▸ **EXERCISE AIM**: Write out each line exactly as given. Leave the pictures out of your copy.
Begin EXERCISE DATA
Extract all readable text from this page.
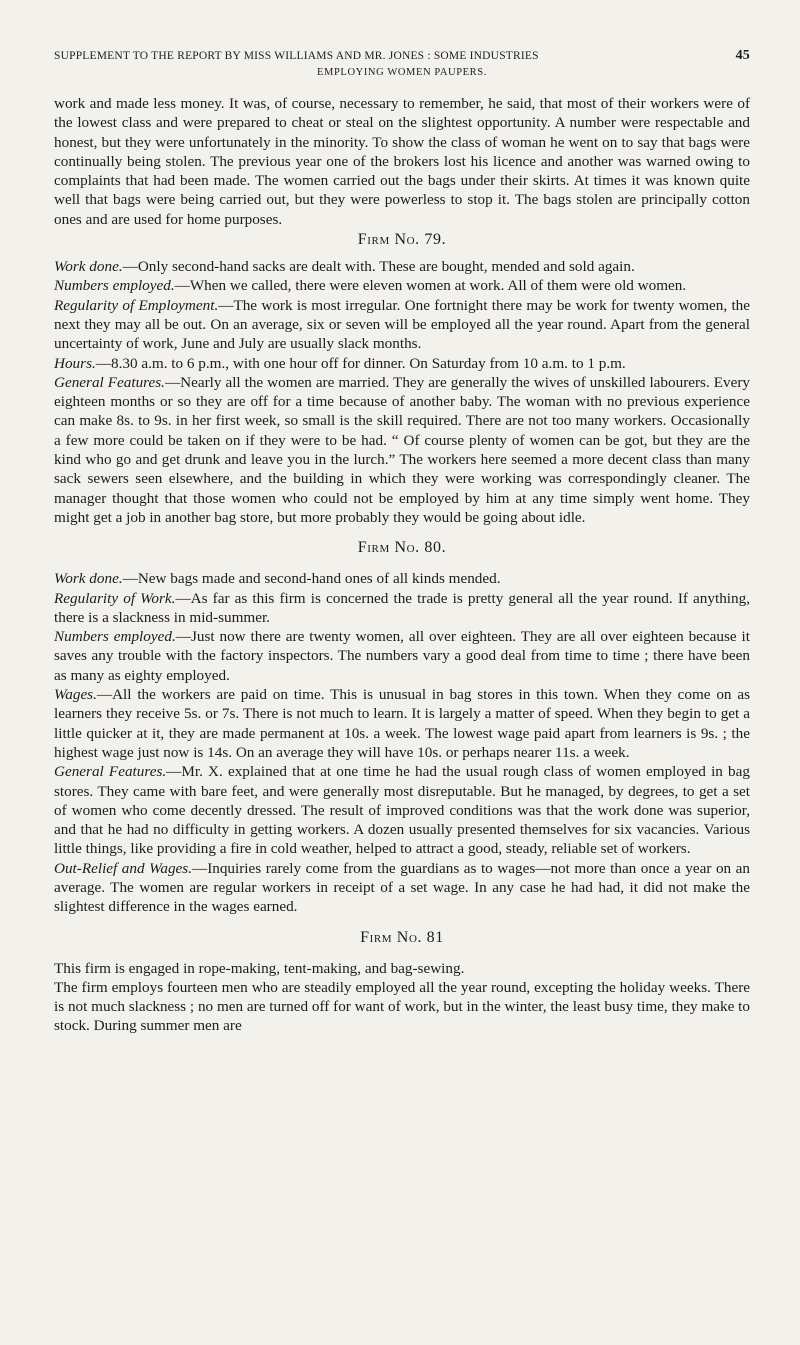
SUPPLEMENT TO THE REPORT BY MISS WILLIAMS AND MR. JONES : SOME INDUSTRIES	45
EMPLOYING WOMEN PAUPERS.

work and made less money. It was, of course, necessary to remember, he said, that most of their workers were of the lowest class and were prepared to cheat or steal on the slightest opportunity. A number were respectable and honest, but they were unfortunately in the minority. To show the class of woman he went on to say that bags were continually being stolen. The previous year one of the brokers lost his licence and another was warned owing to complaints that had been made. The women carried out the bags under their skirts. At times it was known quite well that bags were being carried out, but they were powerless to stop it. The bags stolen are principally cotton ones and are used for home purposes.

Firm No. 79.

Work done.—Only second-hand sacks are dealt with. These are bought, mended and sold again.

Numbers employed.—When we called, there were eleven women at work. All of them were old women.

Regularity of Employment.—The work is most irregular. One fortnight there may be work for twenty women, the next they may all be out. On an average, six or seven will be employed all the year round. Apart from the general uncertainty of work, June and July are usually slack months.

Hours.—8.30 a.m. to 6 p.m., with one hour off for dinner. On Saturday from 10 a.m. to 1 p.m.

General Features.—Nearly all the women are married. They are generally the wives of unskilled labourers. Every eighteen months or so they are off for a time because of another baby. The woman with no previous experience can make 8s. to 9s. in her first week, so small is the skill required. There are not too many workers. Occasionally a few more could be taken on if they were to be had. “ Of course plenty of women can be got, but they are the kind who go and get drunk and leave you in the lurch.” The workers here seemed a more decent class than many sack sewers seen elsewhere, and the building in which they were working was correspondingly cleaner. The manager thought that those women who could not be employed by him at any time simply went home. They might get a job in another bag store, but more probably they would be going about idle.

Firm No. 80.

Work done.—New bags made and second-hand ones of all kinds mended.

Regularity of Work.—As far as this firm is concerned the trade is pretty general all the year round. If anything, there is a slackness in mid-summer.

Numbers employed.—Just now there are twenty women, all over eighteen. They are all over eighteen because it saves any trouble with the factory inspectors. The numbers vary a good deal from time to time ; there have been as many as eighty employed.

Wages.—All the workers are paid on time. This is unusual in bag stores in this town. When they come on as learners they receive 5s. or 7s. There is not much to learn. It is largely a matter of speed. When they begin to get a little quicker at it, they are made permanent at 10s. a week. The lowest wage paid apart from learners is 9s. ; the highest wage just now is 14s. On an average they will have 10s. or perhaps nearer 11s. a week.

General Features.—Mr. X. explained that at one time he had the usual rough class of women employed in bag stores. They came with bare feet, and were generally most disreputable. But he managed, by degrees, to get a set of women who come decently dressed. The result of improved conditions was that the work done was superior, and that he had no difficulty in getting workers. A dozen usually presented themselves for six vacancies. Various little things, like providing a fire in cold weather, helped to attract a good, steady, reliable set of workers.

Out-Relief and Wages.—Inquiries rarely come from the guardians as to wages—not more than once a year on an average. The women are regular workers in receipt of a set wage. In any case he had had, it did not make the slightest difference in the wages earned.

Firm No. 81

This firm is engaged in rope-making, tent-making, and bag-sewing.

The firm employs fourteen men who are steadily employed all the year round, excepting the holiday weeks. There is not much slackness ; no men are turned off for want of work, but in the winter, the least busy time, they make to stock. During summer men are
End EXERCISE DATA
▸ **ANSWER IN FULL**:
Extract all readable text from this page.
SUPPLEMENT TO THE REPORT BY MISS WILLIAMS AND MR. JONES : SOME INDUSTRIES	45
EMPLOYING WOMEN PAUPERS.

work and made less money. It was, of course, necessary to remember, he said, that most of their workers were of the lowest class and were prepared to cheat or steal on the slightest opportunity. A number were respectable and honest, but they were unfortunately in the minority. To show the class of woman he went on to say that bags were continually being stolen. The previous year one of the brokers lost his licence and another was warned owing to complaints that had been made. The women carried out the bags under their skirts. At times it was known quite well that bags were being carried out, but they were powerless to stop it. The bags stolen are principally cotton ones and are used for home purposes.

Firm No. 79.

Work done.—Only second-hand sacks are dealt with. These are bought, mended and sold again.

Numbers employed.—When we called, there were eleven women at work. All of them were old women.

Regularity of Employment.—The work is most irregular. One fortnight there may be work for twenty women, the next they may all be out. On an average, six or seven will be employed all the year round. Apart from the general uncertainty of work, June and July are usually slack months.

Hours.—8.30 a.m. to 6 p.m., with one hour off for dinner. On Saturday from 10 a.m. to 1 p.m.

General Features.—Nearly all the women are married. They are generally the wives of unskilled labourers. Every eighteen months or so they are off for a time because of another baby. The woman with no previous experience can make 8s. to 9s. in her first week, so small is the skill required. There are not too many workers. Occasionally a few more could be taken on if they were to be had. “ Of course plenty of women can be got, but they are the kind who go and get drunk and leave you in the lurch.” The workers here seemed a more decent class than many sack sewers seen elsewhere, and the building in which they were working was correspondingly cleaner. The manager thought that those women who could not be employed by him at any time simply went home. They might get a job in another bag store, but more probably they would be going about idle.

Firm No. 80.

Work done.—New bags made and second-hand ones of all kinds mended.

Regularity of Work.—As far as this firm is concerned the trade is pretty general all the year round. If anything, there is a slackness in mid-summer.

Numbers employed.—Just now there are twenty women, all over eighteen. They are all over eighteen because it saves any trouble with the factory inspectors. The numbers vary a good deal from time to time ; there have been as many as eighty employed.

Wages.—All the workers are paid on time. This is unusual in bag stores in this town. When they come on as learners they receive 5s. or 7s. There is not much to learn. It is largely a matter of speed. When they begin to get a little quicker at it, they are made permanent at 10s. a week. The lowest wage paid apart from learners is 9s. ; the highest wage just now is 14s. On an average they will have 10s. or perhaps nearer 11s. a week.

General Features.—Mr. X. explained that at one time he had the usual rough class of women employed in bag stores. They came with bare feet, and were generally most disreputable. But he managed, by degrees, to get a set of women who come decently dressed. The result of improved conditions was that the work done was superior, and that he had no difficulty in getting workers. A dozen usually presented themselves for six vacancies. Various little things, like providing a fire in cold weather, helped to attract a good, steady, reliable set of workers.

Out-Relief and Wages.—Inquiries rarely come from the guardians as to wages—not more than once a year on an average. The women are regular workers in receipt of a set wage. In any case he had had, it did not make the slightest difference in the wages earned.

Firm No. 81

This firm is engaged in rope-making, tent-making, and bag-sewing.

The firm employs fourteen men who are steadily employed all the year round, excepting the holiday weeks. There is not much slackness ; no men are turned off for want of work, but in the winter, the least busy time, they make to stock. During summer men are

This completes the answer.